Given task: Can you repeat every line of the listing below verbatim, leaving out the pictures?
--- START OF Exercise input ---
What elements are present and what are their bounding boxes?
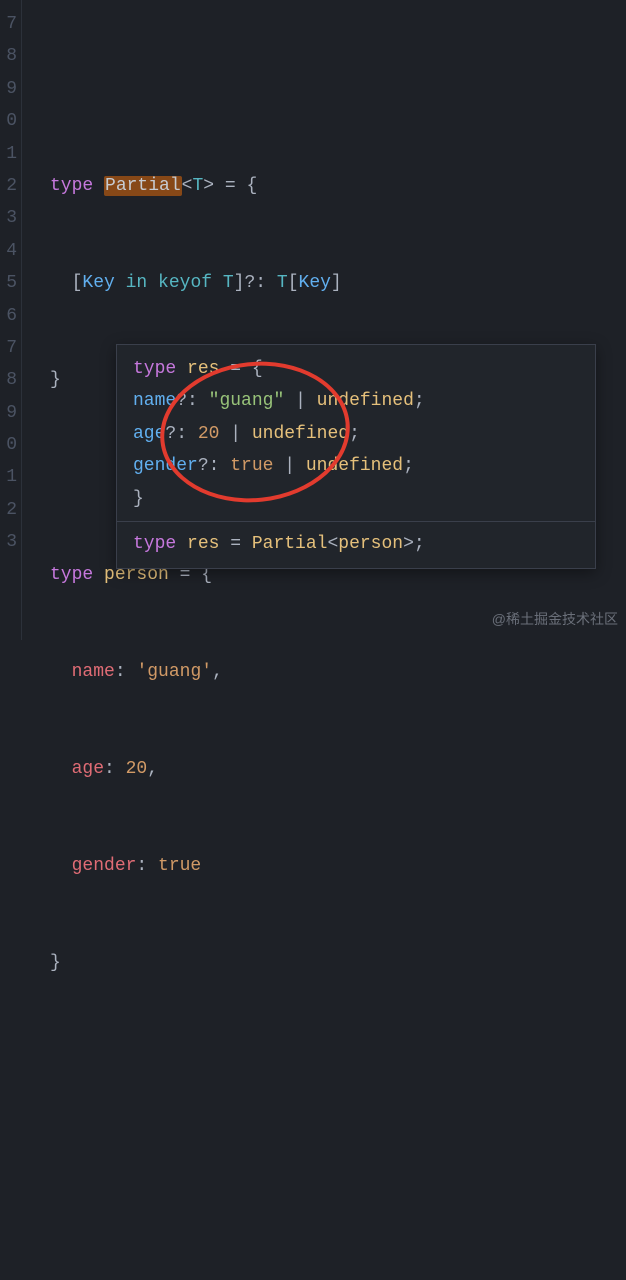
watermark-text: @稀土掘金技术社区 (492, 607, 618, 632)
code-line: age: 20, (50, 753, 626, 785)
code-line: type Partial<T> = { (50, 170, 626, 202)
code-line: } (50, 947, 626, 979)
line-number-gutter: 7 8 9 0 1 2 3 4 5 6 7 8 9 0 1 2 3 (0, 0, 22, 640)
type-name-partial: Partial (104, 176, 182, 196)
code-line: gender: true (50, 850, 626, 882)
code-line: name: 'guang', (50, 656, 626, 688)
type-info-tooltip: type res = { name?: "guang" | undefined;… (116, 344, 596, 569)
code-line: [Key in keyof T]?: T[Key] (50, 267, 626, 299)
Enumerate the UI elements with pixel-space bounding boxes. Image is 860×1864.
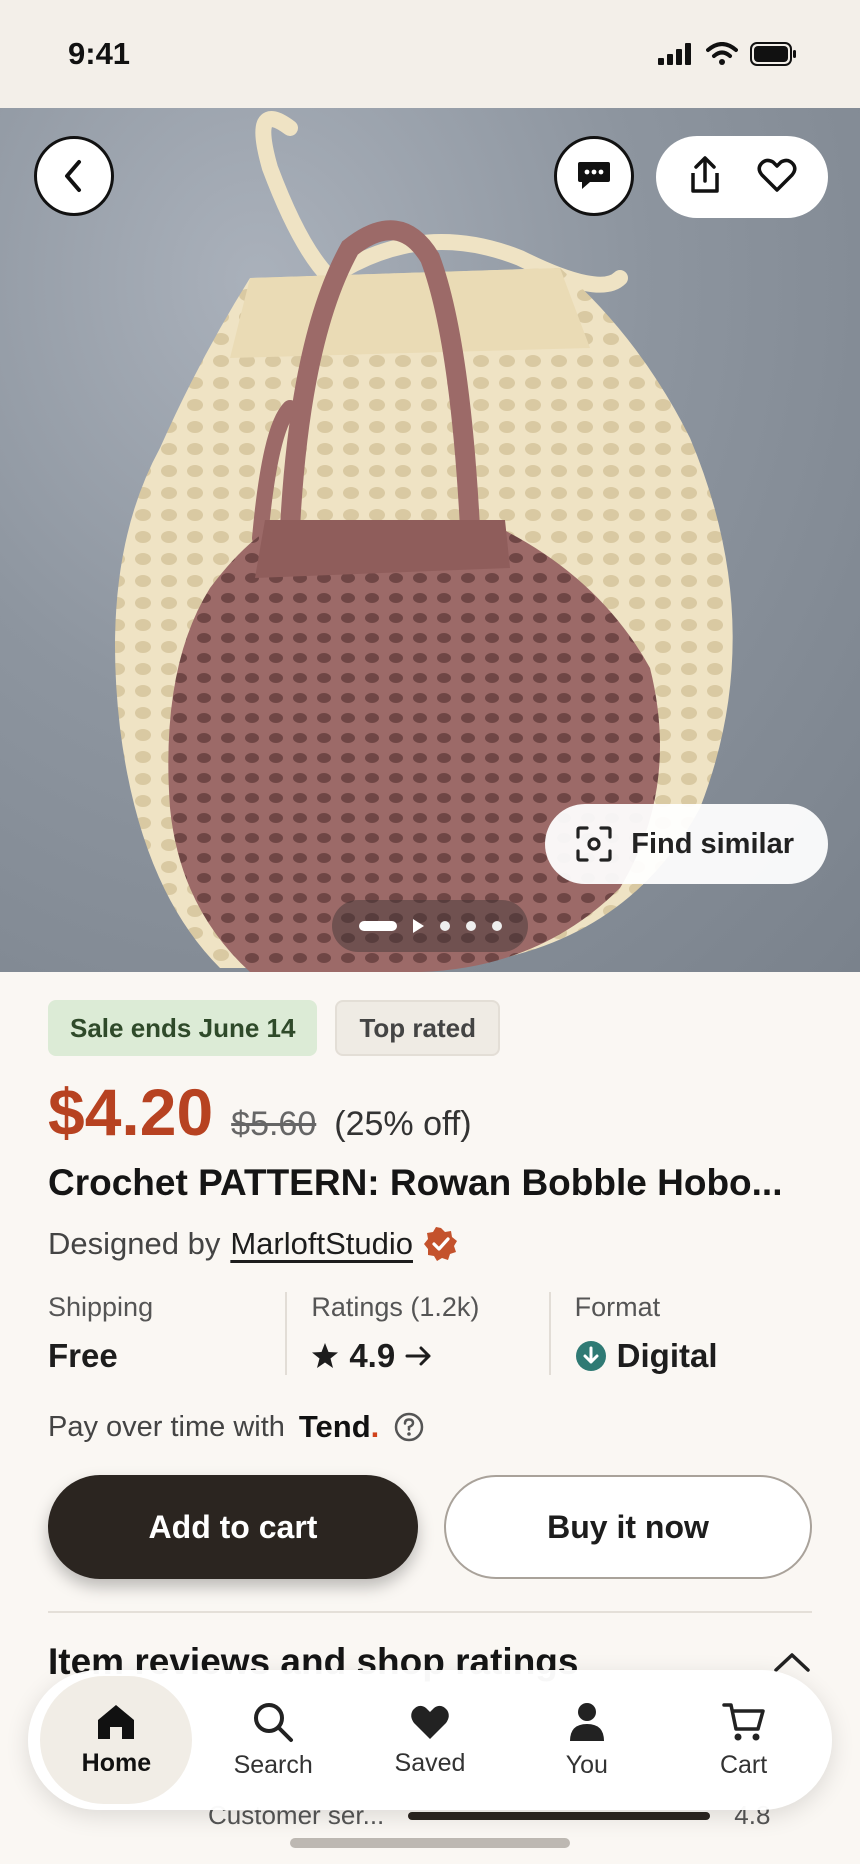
--- END OF Exercise input ---
Solution to the problem:
What elements are present and what are their bounding boxes?
watermark-text: @稀土掘金技术社区 (492, 607, 618, 632)
code-line: age: 20, (50, 753, 626, 785)
code-line: type Partial<T> = { (50, 170, 626, 202)
code-line: } (50, 947, 626, 979)
line-number-gutter: 7 8 9 0 1 2 3 4 5 6 7 8 9 0 1 2 3 (0, 0, 22, 640)
type-name-partial: Partial (104, 176, 182, 196)
code-line: gender: true (50, 850, 626, 882)
code-line: name: 'guang', (50, 656, 626, 688)
type-info-tooltip: type res = { name?: "guang" | undefined;… (116, 344, 596, 569)
code-line: [Key in keyof T]?: T[Key] (50, 267, 626, 299)
Enumerate the UI elements with pixel-space bounding boxes. Image is 860×1864.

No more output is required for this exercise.